Quest'ultima può, invece, essere equiparata al mancato rispetto delle fasce di reperibilità nei rapporti con l'istituto previdenziale e non può rilevare anche ai fini disciplinari se non previa verifica in concreto della violazione di obblighi scaturenti dal rapporto di lavoro.

La Suprema Corte ha, dunque, ritenuto corretta la valutazione di merito che aveva esaminato tutte le circostanze del caso concreto, aveva ritenuto provata la presenza del lavoratore nelle mura domestiche e aveva dato rilievo, in particolare, all'immediata attivazione da parte del dipendente avvedutosi dell'accaduto al fine di escludere la rilevanza disciplinare della condotta.

Il lavoratore, infatti, aveva prontamente manifestato la propria disponibilità a consentire l'accertamento medico e aveva anche inviato tempestiva comunicazione dell'accaduto agli organi preposti.

In conclusione, la Corte ha sancito il principio per cui l'obbligo di cooperazione che grava sul lavoratore in malattia, pur rilevando anche sul piano contrattuale del rapporto di lavoro, non può essere esteso fino a ricomprendere il divieto per il lavoratore medesimo di astenersi dal compiere qualsiasi atto del vivere quotidiano, normalmente compiuto all'interno delle pareti domestiche.

Osservazioni

Con riguardo al rilievo disciplinare dell'assenza presso il domicilio del lavoratore in malattia durante le fasce di reperibilità, l'orientamento della giurisprudenza non è univoco.

Una parte di essa, infatti, ritiene rilevante di per sé l'assenza ingiustificata durante la reperibilità, dando rilievo all'interesse del datore di lavoro a ricevere la prestazione e dunque a controllare l'effettiva sussistenza della causa impeditiva.

[MATERIALE ELENCATO]:

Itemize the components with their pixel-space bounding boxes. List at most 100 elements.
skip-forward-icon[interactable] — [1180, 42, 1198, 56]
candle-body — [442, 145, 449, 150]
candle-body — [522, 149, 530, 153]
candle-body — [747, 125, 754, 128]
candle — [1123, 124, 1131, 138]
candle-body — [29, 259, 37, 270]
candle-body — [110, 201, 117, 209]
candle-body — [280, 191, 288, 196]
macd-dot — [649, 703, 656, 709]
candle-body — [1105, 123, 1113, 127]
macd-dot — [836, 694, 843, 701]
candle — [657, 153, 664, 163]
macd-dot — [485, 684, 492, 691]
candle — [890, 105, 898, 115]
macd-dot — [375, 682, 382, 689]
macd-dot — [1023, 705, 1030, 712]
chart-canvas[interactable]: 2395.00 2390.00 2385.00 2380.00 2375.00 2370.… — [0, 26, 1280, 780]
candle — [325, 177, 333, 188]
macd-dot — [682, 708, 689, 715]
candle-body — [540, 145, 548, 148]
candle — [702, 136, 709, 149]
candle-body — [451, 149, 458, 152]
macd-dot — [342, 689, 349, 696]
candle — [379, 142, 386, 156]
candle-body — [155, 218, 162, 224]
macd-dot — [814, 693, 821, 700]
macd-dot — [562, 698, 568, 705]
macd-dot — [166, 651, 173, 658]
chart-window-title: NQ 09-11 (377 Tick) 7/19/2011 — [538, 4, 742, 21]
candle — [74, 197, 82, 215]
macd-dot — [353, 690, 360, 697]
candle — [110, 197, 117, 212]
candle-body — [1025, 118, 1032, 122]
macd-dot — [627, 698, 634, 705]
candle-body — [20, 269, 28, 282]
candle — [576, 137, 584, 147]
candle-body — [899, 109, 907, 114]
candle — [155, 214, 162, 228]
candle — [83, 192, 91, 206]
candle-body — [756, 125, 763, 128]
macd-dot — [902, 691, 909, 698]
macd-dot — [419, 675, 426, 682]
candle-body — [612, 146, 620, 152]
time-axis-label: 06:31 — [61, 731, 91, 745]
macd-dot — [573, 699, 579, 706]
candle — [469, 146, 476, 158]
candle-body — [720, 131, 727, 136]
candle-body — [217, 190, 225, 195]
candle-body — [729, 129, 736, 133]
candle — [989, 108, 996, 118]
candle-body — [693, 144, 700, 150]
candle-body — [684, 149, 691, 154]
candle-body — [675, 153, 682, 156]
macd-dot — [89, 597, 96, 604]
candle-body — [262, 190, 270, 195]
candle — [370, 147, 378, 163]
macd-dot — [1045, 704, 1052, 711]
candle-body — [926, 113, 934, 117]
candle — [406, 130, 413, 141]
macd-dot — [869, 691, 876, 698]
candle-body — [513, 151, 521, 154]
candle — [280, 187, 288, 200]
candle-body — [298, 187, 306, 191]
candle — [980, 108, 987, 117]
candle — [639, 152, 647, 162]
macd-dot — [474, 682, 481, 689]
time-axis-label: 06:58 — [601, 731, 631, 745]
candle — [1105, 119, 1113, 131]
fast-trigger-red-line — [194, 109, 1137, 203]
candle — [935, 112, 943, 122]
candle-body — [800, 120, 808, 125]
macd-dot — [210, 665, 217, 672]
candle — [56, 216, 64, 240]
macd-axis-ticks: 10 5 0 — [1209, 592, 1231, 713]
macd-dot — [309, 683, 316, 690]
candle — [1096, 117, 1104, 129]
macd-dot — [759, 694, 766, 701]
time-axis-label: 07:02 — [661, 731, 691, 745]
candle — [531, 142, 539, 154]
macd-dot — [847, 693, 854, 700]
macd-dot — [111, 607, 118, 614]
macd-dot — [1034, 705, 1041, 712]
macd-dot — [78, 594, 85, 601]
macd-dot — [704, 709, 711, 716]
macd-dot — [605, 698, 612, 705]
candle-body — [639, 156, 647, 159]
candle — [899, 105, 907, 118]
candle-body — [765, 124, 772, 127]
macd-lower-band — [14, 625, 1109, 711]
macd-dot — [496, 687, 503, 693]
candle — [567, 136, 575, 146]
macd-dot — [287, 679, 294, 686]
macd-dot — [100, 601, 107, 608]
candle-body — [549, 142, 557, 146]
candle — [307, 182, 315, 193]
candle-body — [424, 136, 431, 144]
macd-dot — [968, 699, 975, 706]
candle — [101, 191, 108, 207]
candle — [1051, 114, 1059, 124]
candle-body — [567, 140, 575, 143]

[DOMANDE]:
a. Riporta parola per parola il passo del testo sulla reperibilità del lavoratore in malattia che va da "In conclusione, la" a "della causa impeditiva.".
b. Prosegui il testo sulla reperibilità del lavoratore in malattia a partire dal punto in cui si interrompe.

[LE TUE RISPOSTE]:
a.
In conclusione, la Corte ha sancito il principio per cui l'obbligo di cooperazione che grava sul lavoratore in malattia, pur rilevando anche sul piano contrattuale del rapporto di lavoro, non può essere esteso fino a ricomprendere il divieto per il lavoratore medesimo di astenersi dal compiere qualsiasi atto del vivere quotidiano, normalmente compiuto all'interno delle pareti domestiche.

Osservazioni

Con riguardo al rilievo disciplinare dell'assenza presso il domicilio del lavoratore in malattia durante le fasce di reperibilità, l'orientamento della giurisprudenza non è univoco.

Una parte di essa, infatti, ritiene rilevante di per sé l'assenza ingiustificata durante la reperibilità, dando rilievo all'interesse del datore di lavoro a ricevere la prestazione e dunque a controllare l'effettiva sussistenza della causa impeditiva.

b.
“La permanenza presso il proprio domicilio durante le fasce orarie previste per le visite mediche domiciliari di controllo costituisce, non già un onere, bensì un obbligo per il lavoratore ammalato, in quanto l'assenza, rendendo di fatto impossibile il controllo in ordine alla sussistenza della malattia integra un inadempimento, sia nei confronti dell'istituto previdenziale, sia nei confronti del datore di lavoro” (Cass. n. 64/2017; in senso conforme, Tribunale di Modena n. 469/2021).

Altra parte della giurisprudenza ritiene, invece, che detta irreperibilità comporti “esclusivamente, ai sensi dell'art. 5, comma 12, d.l. 463/83, la decadenza dal trattamento economico di malattia in mancanza di altri elementi idonei a configurare un'assenza ingiustificata dal lavoro” (Tribunale di Bergamo del 7 aprile 2011).

In quest'ultima prospettiva si pone anche la pronuncia in commento che, anzi, si dimostra particolarmente garantista nei confronti del lavoratore irreperibile, tanto da affermare che “l'obbligo di cooperazione non può essere esteso fino a ricomprendere il divieto per il lavoratore medesimo di astenersi dal compiere qualsiasi atto del vivere quotidiano, normalmente compiuto all'interno delle mura domestiche” e tanto da escludere che la condotta, pur ostativa del controllo ma svolta tra le mura domestiche, possa essere equiparata ad assenza.

Con riferimento, invece, al profilo probatorio, seppur in sede di legittimità sia preclusa la diversa valutazione delle risultanze istruttorie, il caso in esame pone evidenti criticità con riguardo all'assolvimento dell'onere della prova, gravante sul lavoratore, della sua presenza presso il domicilio nelle fasce di reperibilità e, in particolare, al momento del tentativo di accesso da parte del medico fiscale.

È opportuno, infine, evidenziare che nei casi in cui la giurisprudenza ha riconosciuto il rilievo disciplinare dell'irreperibilità, ha anche ammesso il recesso datoriale (ex multis, Cass. n. 24681/2016).

L'eventuale adozione della sanzione espulsiva, infatti, “non presuppone necessariamente l'esistenza di una specifica previsione di tale mancanza nel codice disciplinare applicabile, atteso che la predisposizione di una normativa secondaria è richiesta solo per l'esercizio del potere disciplinare con l'adozione di misure conservative, mentre il potere di recedere dal rapporto per giusta causa o giustificato motivo deriva direttamente dalla legge” (Cass. n. 3915/1996).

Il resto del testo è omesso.